**Aim of the exercise**: Can you rewrite every row below, swapping "bounding boxes" for "coordinates" and changing nothing else, with the pictures left out?

**Data extract**:
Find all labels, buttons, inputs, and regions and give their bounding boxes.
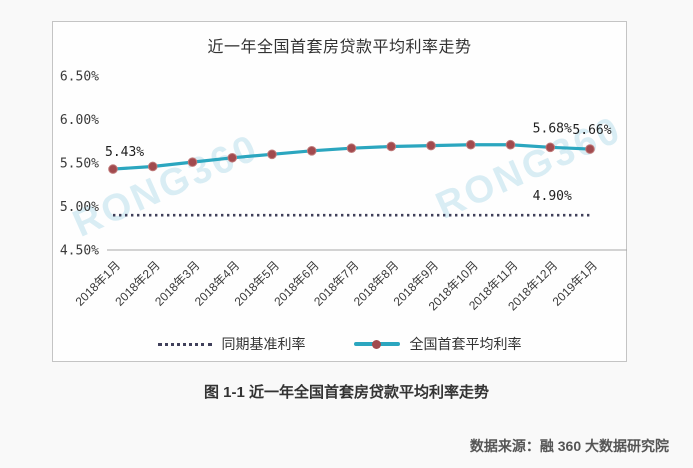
legend-label-average-rate: 全国首套平均利率 bbox=[409, 336, 522, 352]
svg-text:4.90%: 4.90% bbox=[533, 189, 572, 204]
data-source: 数据来源：融 360 大数据研究院 bbox=[469, 438, 669, 454]
chart-title: 近一年全国首套房贷款平均利率走势 bbox=[207, 39, 472, 56]
svg-text:RONG360: RONG360 bbox=[67, 127, 265, 246]
svg-text:5.50%: 5.50% bbox=[60, 157, 99, 172]
svg-text:5.43%: 5.43% bbox=[105, 145, 144, 160]
legend-label-benchmark: 同期基准利率 bbox=[221, 336, 306, 352]
dotted-line-swatch-icon bbox=[157, 342, 212, 346]
line-chart: RONG360 RONG3606.50%6.00%5.50%5.00%4.50%2… bbox=[60, 70, 628, 314]
chart-panel: RONG360 RONG360 6.50% 6.00% 5.50% 5.00% 4.50% 2… bbox=[52, 21, 628, 362]
line-swatch-icon bbox=[353, 339, 400, 349]
svg-text:5.68%: 5.68% bbox=[533, 121, 572, 136]
legend-item-benchmark: 同期基准利率 bbox=[157, 334, 306, 354]
marker-dot-icon bbox=[372, 339, 381, 349]
legend-item-average-rate: 全国首套平均利率 bbox=[353, 334, 522, 354]
figure-caption: 图 1-1 近一年全国首套房贷款平均利率走势 bbox=[203, 384, 490, 401]
svg-text:4.50%: 4.50% bbox=[60, 244, 99, 259]
svg-text:5.66%: 5.66% bbox=[572, 123, 611, 138]
svg-text:6.00%: 6.00% bbox=[60, 113, 99, 128]
chart-legend: 同期基准利率 全国首套平均利率 bbox=[53, 334, 626, 354]
svg-text:6.50%: 6.50% bbox=[60, 70, 99, 85]
svg-text:5.00%: 5.00% bbox=[60, 200, 99, 215]
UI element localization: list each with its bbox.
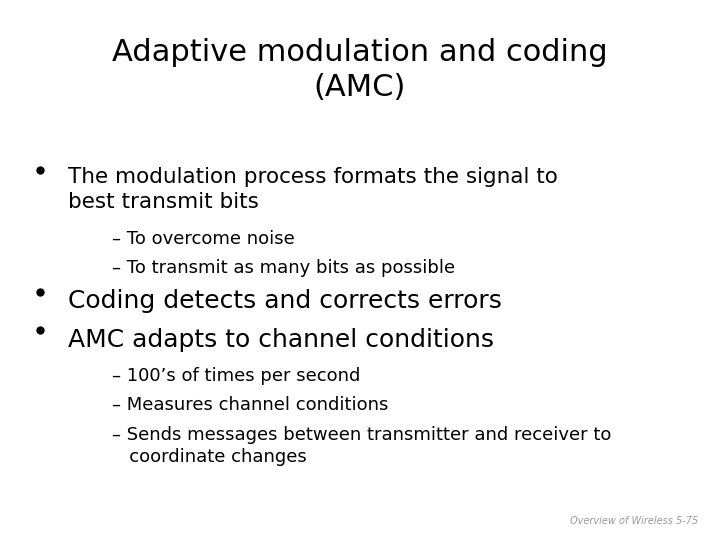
Text: – 100’s of times per second: – 100’s of times per second: [112, 367, 360, 384]
Text: – Sends messages between transmitter and receiver to
   coordinate changes: – Sends messages between transmitter and…: [112, 426, 611, 466]
Text: – To overcome noise: – To overcome noise: [112, 230, 294, 247]
Text: Overview of Wireless 5-75: Overview of Wireless 5-75: [570, 516, 698, 526]
Text: – To transmit as many bits as possible: – To transmit as many bits as possible: [112, 259, 455, 277]
Text: Coding detects and corrects errors: Coding detects and corrects errors: [68, 289, 503, 313]
Text: AMC adapts to channel conditions: AMC adapts to channel conditions: [68, 328, 495, 352]
Text: The modulation process formats the signal to
best transmit bits: The modulation process formats the signa…: [68, 167, 558, 212]
Text: Adaptive modulation and coding
(AMC): Adaptive modulation and coding (AMC): [112, 38, 608, 102]
Text: – Measures channel conditions: – Measures channel conditions: [112, 396, 388, 414]
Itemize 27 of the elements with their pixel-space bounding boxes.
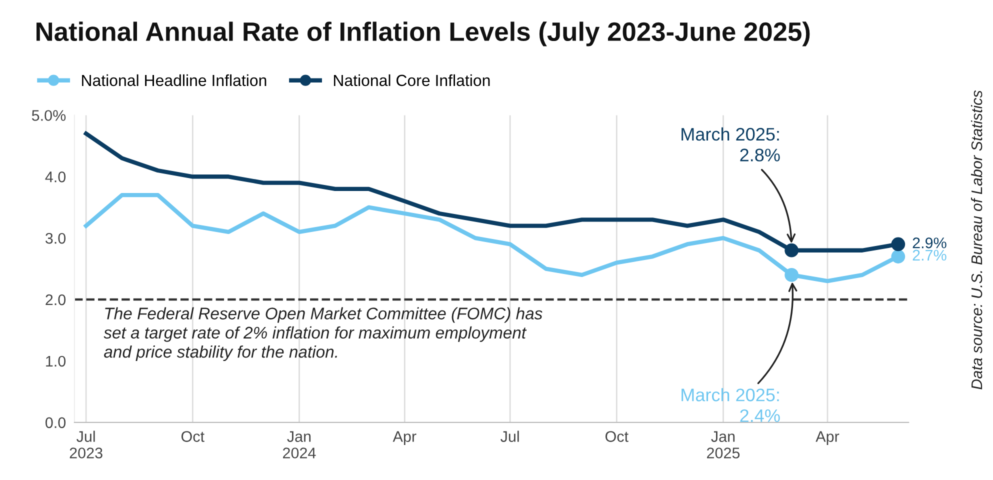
x-tick-label: Jul 2023 (70, 430, 102, 458)
y-tick-label: 2.0 (46, 294, 66, 306)
x-tick-label: Apr (816, 431, 840, 445)
x-tick-label: Oct (181, 431, 204, 442)
x-tick-label: Jan 2025 (707, 431, 740, 458)
y-tick-label: 1.0 (46, 356, 66, 367)
annotation: March 2025: 2.8% (682, 127, 780, 162)
annotation: The Federal Reserve Open Market Committee (FOMC) has set a target rate of 2% inflation for maximum employment and price stability for the nation. (104, 307, 542, 362)
legend-label: National Headline Inflation (82, 74, 266, 86)
y-tick-label: 0.0 (46, 417, 66, 428)
point (784, 243, 799, 258)
x-tick-label: Oct (605, 431, 628, 442)
y-tick-label: 3.0 (45, 232, 66, 244)
x-tick-label: Jan 2024 (283, 431, 316, 458)
point (891, 250, 906, 264)
point (891, 237, 906, 252)
x-tick-label: Jul (500, 430, 519, 442)
annotation: March 2025: 2.4% (682, 388, 780, 422)
x-tick-label: Apr (392, 431, 416, 445)
chart-title: National Annual Rate of Inflation Levels (July 2023-June 2025) (36, 22, 810, 46)
source-note: Data source: U.S. Bureau of Labor Statistics (970, 90, 982, 390)
point (784, 268, 799, 282)
data-label: 2.9% (912, 238, 946, 248)
y-tick-label: 4.0 (45, 172, 66, 182)
y-tick-label: 5.0% (32, 110, 66, 121)
legend-label: National Core Inflation (334, 74, 490, 86)
data-label: 2.7% (912, 250, 946, 261)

**Solution to this exercise**:
Find all labels, buttons, inputs, and regions and give their coordinates.
legend-label-average-rate: 全国首套平均利率 bbox=[409, 336, 522, 352]
svg-text:4.90%: 4.90% bbox=[533, 189, 572, 204]
data-source: 数据来源：融 360 大数据研究院 bbox=[469, 438, 669, 454]
chart-title: 近一年全国首套房贷款平均利率走势 bbox=[207, 39, 472, 56]
svg-text:RONG360: RONG360 bbox=[67, 127, 265, 246]
svg-text:5.50%: 5.50% bbox=[60, 157, 99, 172]
svg-text:5.43%: 5.43% bbox=[105, 145, 144, 160]
legend-label-benchmark: 同期基准利率 bbox=[221, 336, 306, 352]
dotted-line-swatch-icon bbox=[157, 342, 212, 346]
line-chart: RONG360 RONG3606.50%6.00%5.50%5.00%4.50%2… bbox=[60, 70, 628, 314]
chart-panel: RONG360 RONG360 6.50% 6.00% 5.50% 5.00% 4.50% 2… bbox=[52, 21, 628, 362]
line-swatch-icon bbox=[353, 339, 400, 349]
svg-text:5.68%: 5.68% bbox=[533, 121, 572, 136]
legend-item-benchmark: 同期基准利率 bbox=[157, 334, 306, 354]
marker-dot-icon bbox=[372, 339, 381, 349]
legend-item-average-rate: 全国首套平均利率 bbox=[353, 334, 522, 354]
figure-caption: 图 1-1 近一年全国首套房贷款平均利率走势 bbox=[203, 384, 490, 401]
svg-text:4.50%: 4.50% bbox=[60, 244, 99, 259]
svg-text:5.66%: 5.66% bbox=[572, 123, 611, 138]
svg-text:6.00%: 6.00% bbox=[60, 113, 99, 128]
chart-legend: 同期基准利率 全国首套平均利率 bbox=[53, 334, 626, 354]
svg-text:6.50%: 6.50% bbox=[60, 70, 99, 85]
svg-text:5.00%: 5.00% bbox=[60, 200, 99, 215]
UI element localization: list each with its bbox.
Text: – 100’s of times per second: – 100’s of times per second: [112, 367, 360, 384]
Text: – Sends messages between transmitter and receiver to
   coordinate changes: – Sends messages between transmitter and…: [112, 426, 611, 466]
Text: – To overcome noise: – To overcome noise: [112, 230, 294, 247]
Text: Overview of Wireless 5-75: Overview of Wireless 5-75: [570, 516, 698, 526]
Text: – To transmit as many bits as possible: – To transmit as many bits as possible: [112, 259, 455, 277]
Text: Coding detects and corrects errors: Coding detects and corrects errors: [68, 289, 503, 313]
Text: AMC adapts to channel conditions: AMC adapts to channel conditions: [68, 328, 495, 352]
Text: The modulation process formats the signal to
best transmit bits: The modulation process formats the signa…: [68, 167, 558, 212]
Text: Adaptive modulation and coding
(AMC): Adaptive modulation and coding (AMC): [112, 38, 608, 102]
Text: – Measures channel conditions: – Measures channel conditions: [112, 396, 388, 414]
Itemize 27 of the elements with their pixel-space coordinates.
x-tick-label: Jul 2023 (70, 430, 102, 458)
y-tick-label: 2.0 (46, 294, 66, 306)
x-tick-label: Apr (816, 431, 840, 445)
x-tick-label: Oct (181, 431, 204, 442)
x-tick-label: Jan 2025 (707, 431, 740, 458)
y-tick-label: 1.0 (46, 356, 66, 367)
annotation: March 2025: 2.8% (682, 127, 780, 162)
annotation: The Federal Reserve Open Market Committee (FOMC) has set a target rate of 2% inflation for maximum employment and price stability for the nation. (104, 307, 542, 362)
legend-label: National Headline Inflation (82, 74, 266, 86)
y-tick-label: 0.0 (46, 417, 66, 428)
point (784, 243, 799, 258)
x-tick-label: Oct (605, 431, 628, 442)
y-tick-label: 3.0 (45, 232, 66, 244)
x-tick-label: Jan 2024 (283, 431, 316, 458)
point (891, 250, 906, 264)
point (891, 237, 906, 252)
x-tick-label: Jul (500, 430, 519, 442)
annotation: March 2025: 2.4% (682, 388, 780, 422)
x-tick-label: Apr (392, 431, 416, 445)
chart-title: National Annual Rate of Inflation Levels (July 2023-June 2025) (36, 22, 810, 46)
source-note: Data source: U.S. Bureau of Labor Statistics (970, 90, 982, 390)
point (784, 268, 799, 282)
data-label: 2.9% (912, 238, 946, 248)
y-tick-label: 4.0 (45, 172, 66, 182)
y-tick-label: 5.0% (32, 110, 66, 121)
legend-label: National Core Inflation (334, 74, 490, 86)
data-label: 2.7% (912, 250, 946, 261)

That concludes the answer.